#### INFORMATION SUPPLIED:
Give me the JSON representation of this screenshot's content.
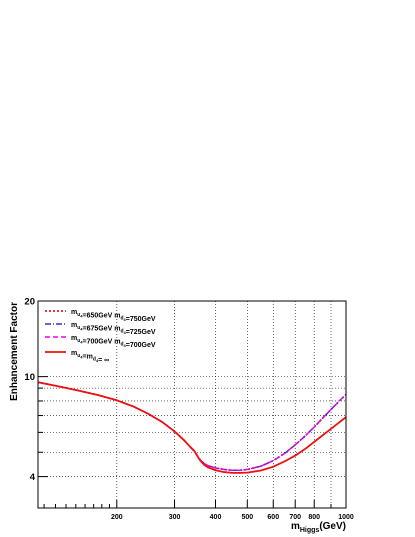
{
  "chart_data": {
    "type": "line",
    "title": "",
    "xlabel": "m",
    "xlabel_sub": "Higgs",
    "xlabel_unit": "(GeV)",
    "ylabel": "Enhancement Factor",
    "xscale": "log",
    "yscale": "log",
    "xlim": [
      115,
      1000
    ],
    "ylim": [
      3,
      20
    ],
    "grid": true,
    "legend_position": "top-left",
    "x_ticks": [
      200,
      300,
      400,
      500,
      600,
      700,
      800,
      1000
    ],
    "x_tick_labels": [
      "200",
      "300",
      "400",
      "500",
      "600",
      "700",
      "800",
      "1000"
    ],
    "y_ticks": [
      4,
      10,
      20
    ],
    "y_tick_labels": [
      "4",
      "10",
      "20"
    ],
    "x_grid": [
      200,
      300,
      400,
      500,
      600,
      700,
      800,
      900
    ],
    "y_grid": [
      4,
      5,
      6,
      7,
      8,
      9,
      10
    ],
    "x": [
      115,
      130,
      150,
      175,
      200,
      225,
      250,
      275,
      300,
      320,
      335,
      345,
      350,
      355,
      360,
      370,
      380,
      400,
      425,
      450,
      475,
      500,
      550,
      600,
      650,
      700,
      750,
      800,
      850,
      900,
      950,
      1000
    ],
    "series": [
      {
        "legend_parts": [
          {
            "t": "m",
            "sub": "u",
            "subsub": "4"
          },
          {
            "t": "=650GeV m",
            "sub": "d",
            "subsub": "4"
          },
          {
            "t": "=750GeV"
          }
        ],
        "color": "#cc0000",
        "dash": "2,2",
        "width": 1.6,
        "values": [
          9.5,
          9.2,
          8.85,
          8.45,
          8.05,
          7.6,
          7.1,
          6.6,
          6.05,
          5.6,
          5.25,
          5.05,
          4.9,
          4.75,
          4.65,
          4.5,
          4.42,
          4.33,
          4.27,
          4.24,
          4.24,
          4.27,
          4.4,
          4.63,
          4.95,
          5.35,
          5.8,
          6.3,
          6.85,
          7.4,
          7.95,
          8.5
        ]
      },
      {
        "legend_parts": [
          {
            "t": "m",
            "sub": "u",
            "subsub": "4"
          },
          {
            "t": "=675GeV m",
            "sub": "d",
            "subsub": "4"
          },
          {
            "t": "=725GeV"
          }
        ],
        "color": "#3333cc",
        "dash": "6,2,1,2",
        "width": 1.4,
        "values": [
          9.5,
          9.2,
          8.85,
          8.45,
          8.05,
          7.6,
          7.1,
          6.6,
          6.05,
          5.6,
          5.25,
          5.05,
          4.9,
          4.75,
          4.65,
          4.5,
          4.42,
          4.33,
          4.27,
          4.24,
          4.24,
          4.27,
          4.4,
          4.63,
          4.95,
          5.35,
          5.8,
          6.3,
          6.85,
          7.4,
          7.95,
          8.5
        ]
      },
      {
        "legend_parts": [
          {
            "t": "m",
            "sub": "u",
            "subsub": "4"
          },
          {
            "t": "=700GeV m",
            "sub": "d",
            "subsub": "4"
          },
          {
            "t": "=700GeV"
          }
        ],
        "color": "#ee00ee",
        "dash": "5,3",
        "width": 1.4,
        "values": [
          9.5,
          9.2,
          8.85,
          8.45,
          8.05,
          7.6,
          7.1,
          6.6,
          6.05,
          5.6,
          5.25,
          5.05,
          4.9,
          4.75,
          4.65,
          4.5,
          4.42,
          4.33,
          4.27,
          4.24,
          4.24,
          4.27,
          4.4,
          4.63,
          4.95,
          5.35,
          5.8,
          6.3,
          6.85,
          7.4,
          7.95,
          8.5
        ]
      },
      {
        "legend_parts": [
          {
            "t": "m",
            "sub": "u",
            "subsub": "4"
          },
          {
            "t": "=m",
            "sub": "d",
            "subsub": "4"
          },
          {
            "t": "= ∞"
          }
        ],
        "color": "#ee1111",
        "dash": "",
        "width": 1.8,
        "values": [
          9.5,
          9.2,
          8.85,
          8.45,
          8.05,
          7.6,
          7.1,
          6.6,
          6.05,
          5.6,
          5.25,
          5.05,
          4.9,
          4.75,
          4.62,
          4.45,
          4.35,
          4.24,
          4.17,
          4.14,
          4.14,
          4.15,
          4.23,
          4.38,
          4.6,
          4.85,
          5.15,
          5.5,
          5.85,
          6.2,
          6.55,
          6.9
        ]
      }
    ]
  }
}
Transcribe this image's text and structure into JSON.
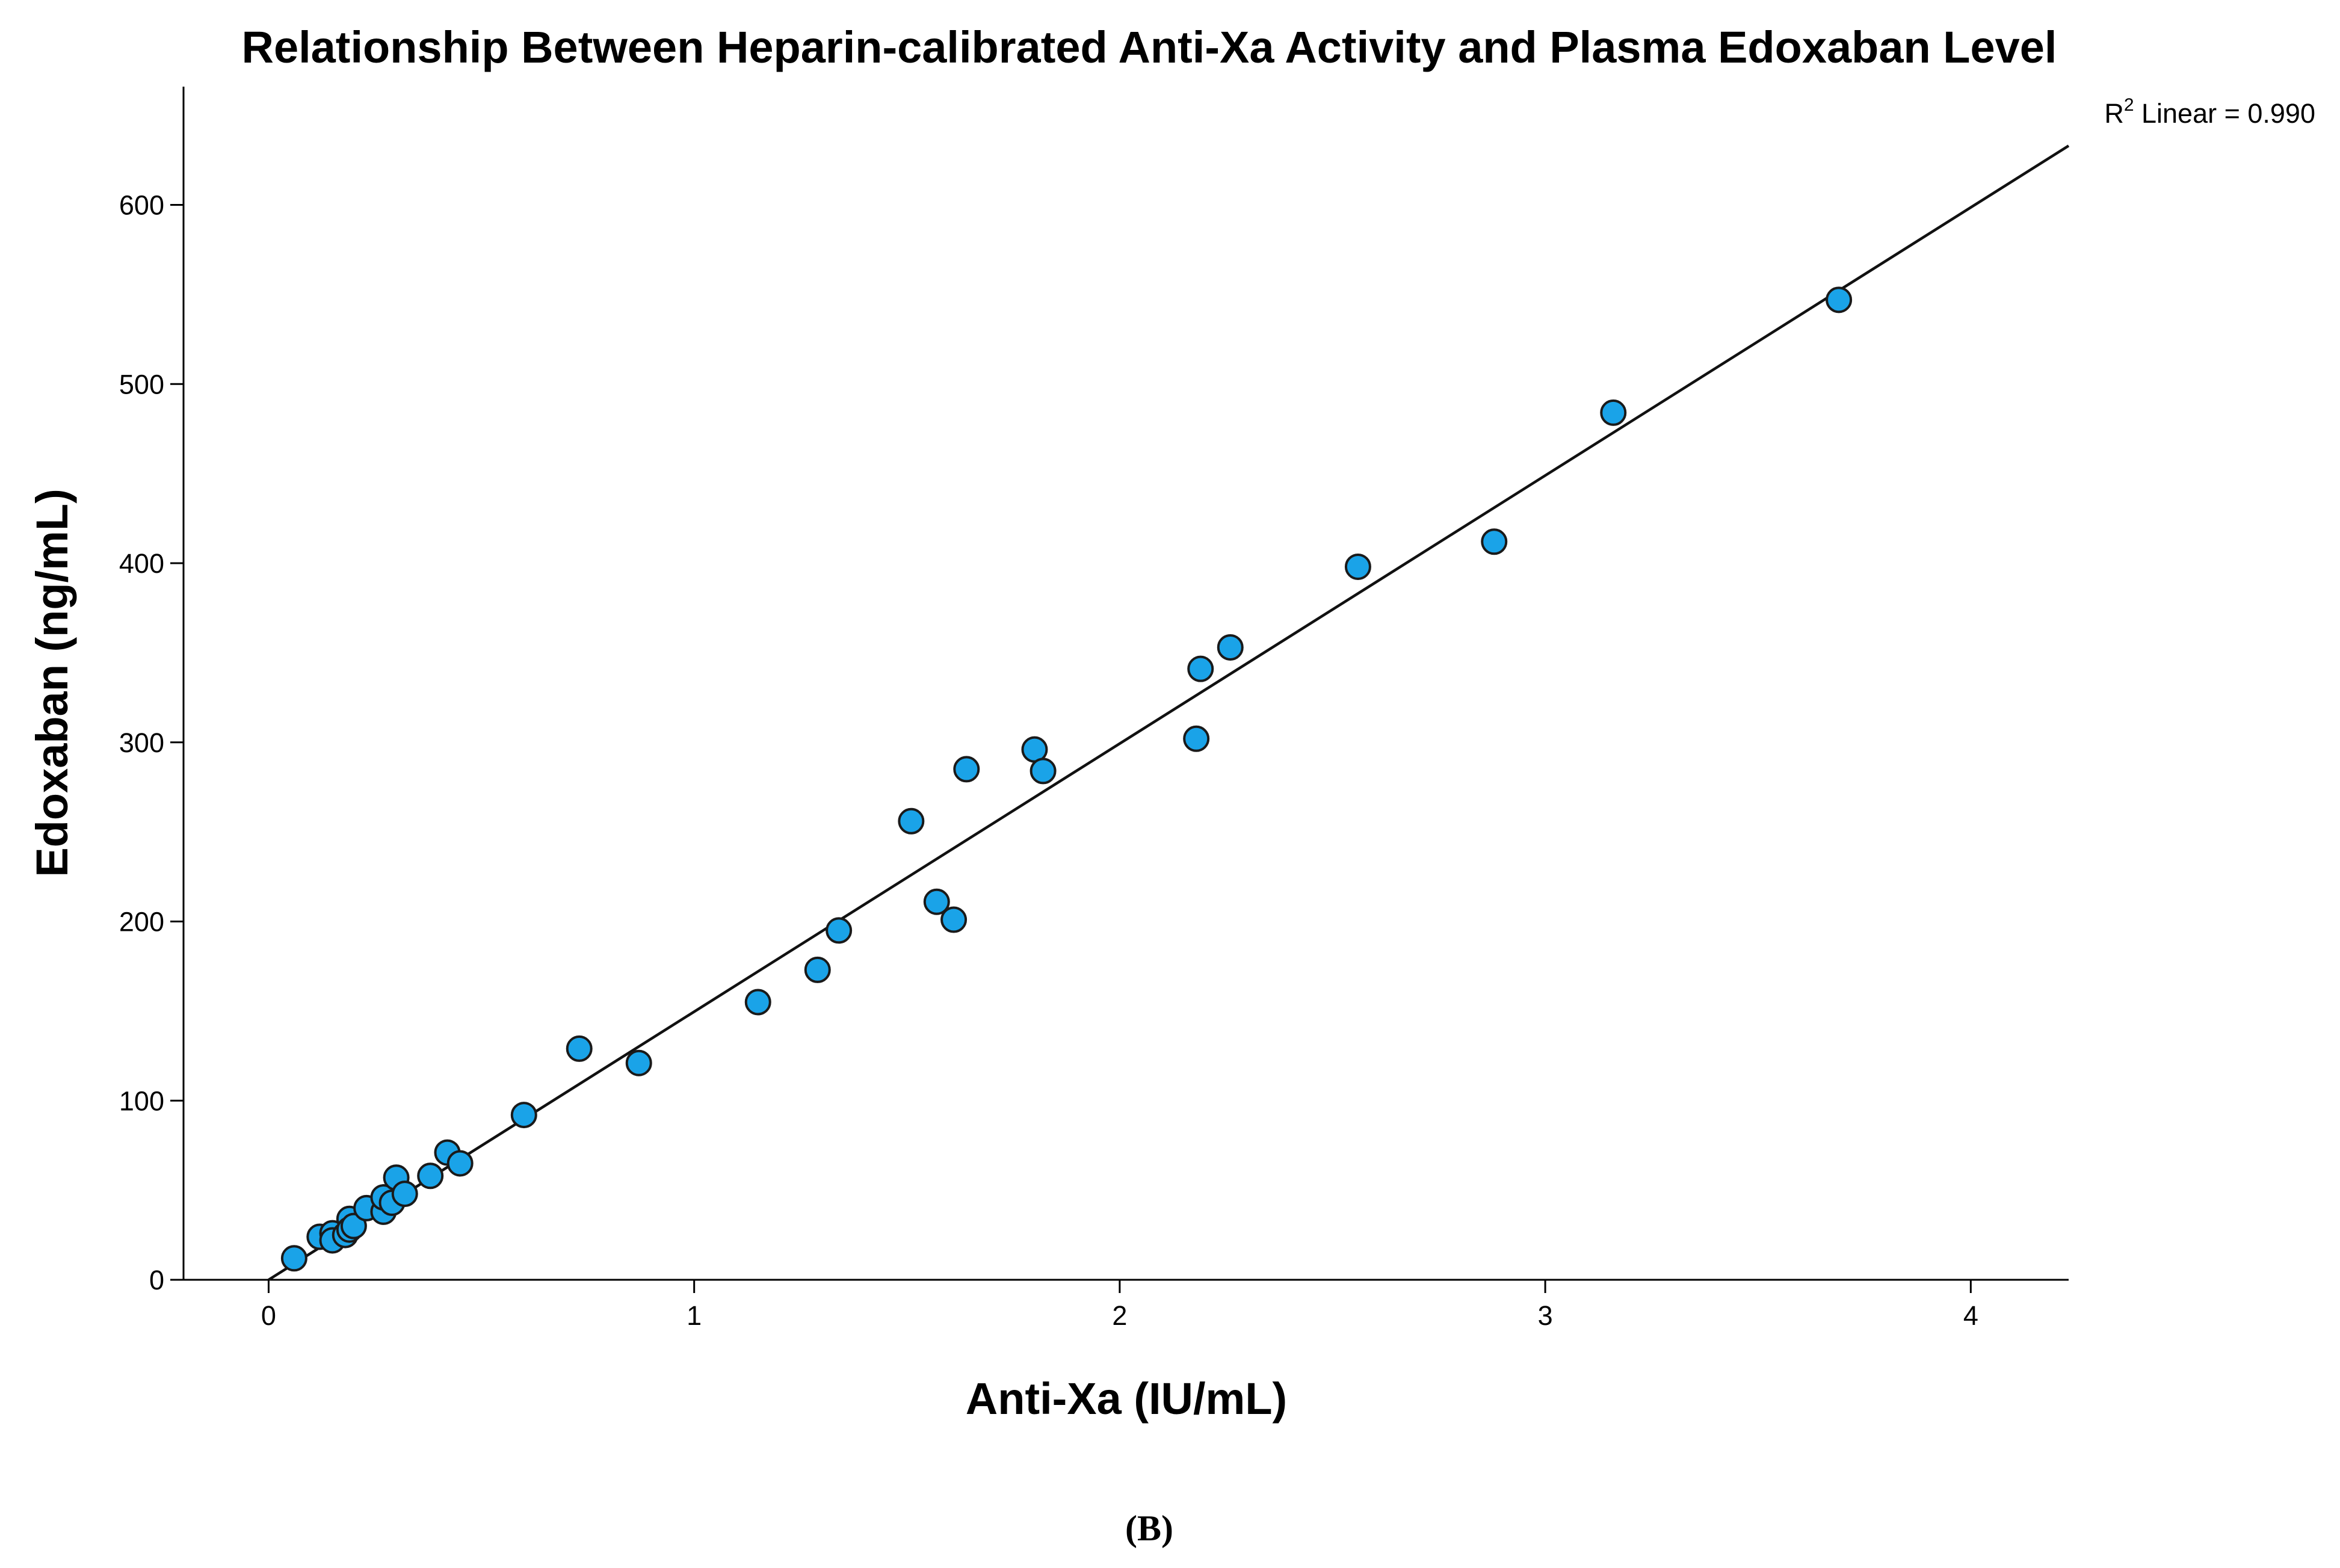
{
  "chart_data": {
    "type": "scatter",
    "title": "Relationship Between Heparin-calibrated Anti-Xa Activity and Plasma Edoxaban Level",
    "xlabel": "Anti-Xa (IU/mL)",
    "ylabel": "Edoxaban (ng/mL)",
    "xlim": [
      -0.2,
      4.23
    ],
    "ylim": [
      0,
      666
    ],
    "x_ticks": [
      0,
      1,
      2,
      3,
      4
    ],
    "y_ticks": [
      0,
      100,
      200,
      300,
      400,
      500,
      600
    ],
    "grid": false,
    "marker_color": "#1aa3e8",
    "marker_edge_color": "#1a1a1a",
    "points": [
      {
        "x": 0.06,
        "y": 12
      },
      {
        "x": 0.12,
        "y": 24
      },
      {
        "x": 0.15,
        "y": 26
      },
      {
        "x": 0.15,
        "y": 22
      },
      {
        "x": 0.18,
        "y": 25
      },
      {
        "x": 0.19,
        "y": 34
      },
      {
        "x": 0.19,
        "y": 28
      },
      {
        "x": 0.2,
        "y": 30
      },
      {
        "x": 0.23,
        "y": 40
      },
      {
        "x": 0.27,
        "y": 38
      },
      {
        "x": 0.27,
        "y": 46
      },
      {
        "x": 0.29,
        "y": 43
      },
      {
        "x": 0.3,
        "y": 57
      },
      {
        "x": 0.32,
        "y": 48
      },
      {
        "x": 0.38,
        "y": 58
      },
      {
        "x": 0.42,
        "y": 71
      },
      {
        "x": 0.45,
        "y": 65
      },
      {
        "x": 0.6,
        "y": 92
      },
      {
        "x": 0.73,
        "y": 129
      },
      {
        "x": 0.87,
        "y": 121
      },
      {
        "x": 1.15,
        "y": 155
      },
      {
        "x": 1.29,
        "y": 173
      },
      {
        "x": 1.34,
        "y": 195
      },
      {
        "x": 1.51,
        "y": 256
      },
      {
        "x": 1.57,
        "y": 211
      },
      {
        "x": 1.61,
        "y": 201
      },
      {
        "x": 1.64,
        "y": 285
      },
      {
        "x": 1.8,
        "y": 296
      },
      {
        "x": 1.82,
        "y": 284
      },
      {
        "x": 2.18,
        "y": 302
      },
      {
        "x": 2.19,
        "y": 341
      },
      {
        "x": 2.26,
        "y": 353
      },
      {
        "x": 2.56,
        "y": 398
      },
      {
        "x": 2.88,
        "y": 412
      },
      {
        "x": 3.16,
        "y": 484
      },
      {
        "x": 3.69,
        "y": 547
      }
    ],
    "fit_line": {
      "type": "linear",
      "start": {
        "x": 0.0,
        "y": 0
      },
      "end": {
        "x": 4.23,
        "y": 633
      },
      "label_prefix": "R",
      "label_sup": "2",
      "label_rest": " Linear = 0.990"
    }
  },
  "caption": "(B)"
}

#### TO DO:
Reproduce the entries above word for word. Pictures stay out.

#### FULL ANSWER:
Give me the JSON representation of this screenshot's content.
{
  "chart_data": {
    "type": "line",
    "title": "",
    "xlabel": "m",
    "xlabel_sub": "Higgs",
    "xlabel_unit": "(GeV)",
    "ylabel": "Enhancement Factor",
    "xscale": "log",
    "yscale": "log",
    "xlim": [
      115,
      1000
    ],
    "ylim": [
      3,
      20
    ],
    "grid": true,
    "legend_position": "top-left",
    "x_ticks": [
      200,
      300,
      400,
      500,
      600,
      700,
      800,
      1000
    ],
    "x_tick_labels": [
      "200",
      "300",
      "400",
      "500",
      "600",
      "700",
      "800",
      "1000"
    ],
    "y_ticks": [
      4,
      10,
      20
    ],
    "y_tick_labels": [
      "4",
      "10",
      "20"
    ],
    "x_grid": [
      200,
      300,
      400,
      500,
      600,
      700,
      800,
      900
    ],
    "y_grid": [
      4,
      5,
      6,
      7,
      8,
      9,
      10
    ],
    "x": [
      115,
      130,
      150,
      175,
      200,
      225,
      250,
      275,
      300,
      320,
      335,
      345,
      350,
      355,
      360,
      370,
      380,
      400,
      425,
      450,
      475,
      500,
      550,
      600,
      650,
      700,
      750,
      800,
      850,
      900,
      950,
      1000
    ],
    "series": [
      {
        "legend_parts": [
          {
            "t": "m",
            "sub": "u",
            "subsub": "4"
          },
          {
            "t": "=650GeV m",
            "sub": "d",
            "subsub": "4"
          },
          {
            "t": "=750GeV"
          }
        ],
        "color": "#cc0000",
        "dash": "2,2",
        "width": 1.6,
        "values": [
          9.5,
          9.2,
          8.85,
          8.45,
          8.05,
          7.6,
          7.1,
          6.6,
          6.05,
          5.6,
          5.25,
          5.05,
          4.9,
          4.75,
          4.65,
          4.5,
          4.42,
          4.33,
          4.27,
          4.24,
          4.24,
          4.27,
          4.4,
          4.63,
          4.95,
          5.35,
          5.8,
          6.3,
          6.85,
          7.4,
          7.95,
          8.5
        ]
      },
      {
        "legend_parts": [
          {
            "t": "m",
            "sub": "u",
            "subsub": "4"
          },
          {
            "t": "=675GeV m",
            "sub": "d",
            "subsub": "4"
          },
          {
            "t": "=725GeV"
          }
        ],
        "color": "#3333cc",
        "dash": "6,2,1,2",
        "width": 1.4,
        "values": [
          9.5,
          9.2,
          8.85,
          8.45,
          8.05,
          7.6,
          7.1,
          6.6,
          6.05,
          5.6,
          5.25,
          5.05,
          4.9,
          4.75,
          4.65,
          4.5,
          4.42,
          4.33,
          4.27,
          4.24,
          4.24,
          4.27,
          4.4,
          4.63,
          4.95,
          5.35,
          5.8,
          6.3,
          6.85,
          7.4,
          7.95,
          8.5
        ]
      },
      {
        "legend_parts": [
          {
            "t": "m",
            "sub": "u",
            "subsub": "4"
          },
          {
            "t": "=700GeV m",
            "sub": "d",
            "subsub": "4"
          },
          {
            "t": "=700GeV"
          }
        ],
        "color": "#ee00ee",
        "dash": "5,3",
        "width": 1.4,
        "values": [
          9.5,
          9.2,
          8.85,
          8.45,
          8.05,
          7.6,
          7.1,
          6.6,
          6.05,
          5.6,
          5.25,
          5.05,
          4.9,
          4.75,
          4.65,
          4.5,
          4.42,
          4.33,
          4.27,
          4.24,
          4.24,
          4.27,
          4.4,
          4.63,
          4.95,
          5.35,
          5.8,
          6.3,
          6.85,
          7.4,
          7.95,
          8.5
        ]
      },
      {
        "legend_parts": [
          {
            "t": "m",
            "sub": "u",
            "subsub": "4"
          },
          {
            "t": "=m",
            "sub": "d",
            "subsub": "4"
          },
          {
            "t": "= ∞"
          }
        ],
        "color": "#ee1111",
        "dash": "",
        "width": 1.8,
        "values": [
          9.5,
          9.2,
          8.85,
          8.45,
          8.05,
          7.6,
          7.1,
          6.6,
          6.05,
          5.6,
          5.25,
          5.05,
          4.9,
          4.75,
          4.62,
          4.45,
          4.35,
          4.24,
          4.17,
          4.14,
          4.14,
          4.15,
          4.23,
          4.38,
          4.6,
          4.85,
          5.15,
          5.5,
          5.85,
          6.2,
          6.55,
          6.9
        ]
      }
    ]
  }
}
Transcribe this image's text and structure into JSON.
{
  "chart_data": {
    "type": "scatter",
    "title": "Relationship Between Heparin-calibrated Anti-Xa Activity and Plasma Edoxaban Level",
    "xlabel": "Anti-Xa (IU/mL)",
    "ylabel": "Edoxaban (ng/mL)",
    "xlim": [
      -0.2,
      4.23
    ],
    "ylim": [
      0,
      666
    ],
    "x_ticks": [
      0,
      1,
      2,
      3,
      4
    ],
    "y_ticks": [
      0,
      100,
      200,
      300,
      400,
      500,
      600
    ],
    "grid": false,
    "marker_color": "#1aa3e8",
    "marker_edge_color": "#1a1a1a",
    "points": [
      {
        "x": 0.06,
        "y": 12
      },
      {
        "x": 0.12,
        "y": 24
      },
      {
        "x": 0.15,
        "y": 26
      },
      {
        "x": 0.15,
        "y": 22
      },
      {
        "x": 0.18,
        "y": 25
      },
      {
        "x": 0.19,
        "y": 34
      },
      {
        "x": 0.19,
        "y": 28
      },
      {
        "x": 0.2,
        "y": 30
      },
      {
        "x": 0.23,
        "y": 40
      },
      {
        "x": 0.27,
        "y": 38
      },
      {
        "x": 0.27,
        "y": 46
      },
      {
        "x": 0.29,
        "y": 43
      },
      {
        "x": 0.3,
        "y": 57
      },
      {
        "x": 0.32,
        "y": 48
      },
      {
        "x": 0.38,
        "y": 58
      },
      {
        "x": 0.42,
        "y": 71
      },
      {
        "x": 0.45,
        "y": 65
      },
      {
        "x": 0.6,
        "y": 92
      },
      {
        "x": 0.73,
        "y": 129
      },
      {
        "x": 0.87,
        "y": 121
      },
      {
        "x": 1.15,
        "y": 155
      },
      {
        "x": 1.29,
        "y": 173
      },
      {
        "x": 1.34,
        "y": 195
      },
      {
        "x": 1.51,
        "y": 256
      },
      {
        "x": 1.57,
        "y": 211
      },
      {
        "x": 1.61,
        "y": 201
      },
      {
        "x": 1.64,
        "y": 285
      },
      {
        "x": 1.8,
        "y": 296
      },
      {
        "x": 1.82,
        "y": 284
      },
      {
        "x": 2.18,
        "y": 302
      },
      {
        "x": 2.19,
        "y": 341
      },
      {
        "x": 2.26,
        "y": 353
      },
      {
        "x": 2.56,
        "y": 398
      },
      {
        "x": 2.88,
        "y": 412
      },
      {
        "x": 3.16,
        "y": 484
      },
      {
        "x": 3.69,
        "y": 547
      }
    ],
    "fit_line": {
      "type": "linear",
      "start": {
        "x": 0.0,
        "y": 0
      },
      "end": {
        "x": 4.23,
        "y": 633
      },
      "label_prefix": "R",
      "label_sup": "2",
      "label_rest": " Linear = 0.990"
    }
  },
  "caption": "(B)"
}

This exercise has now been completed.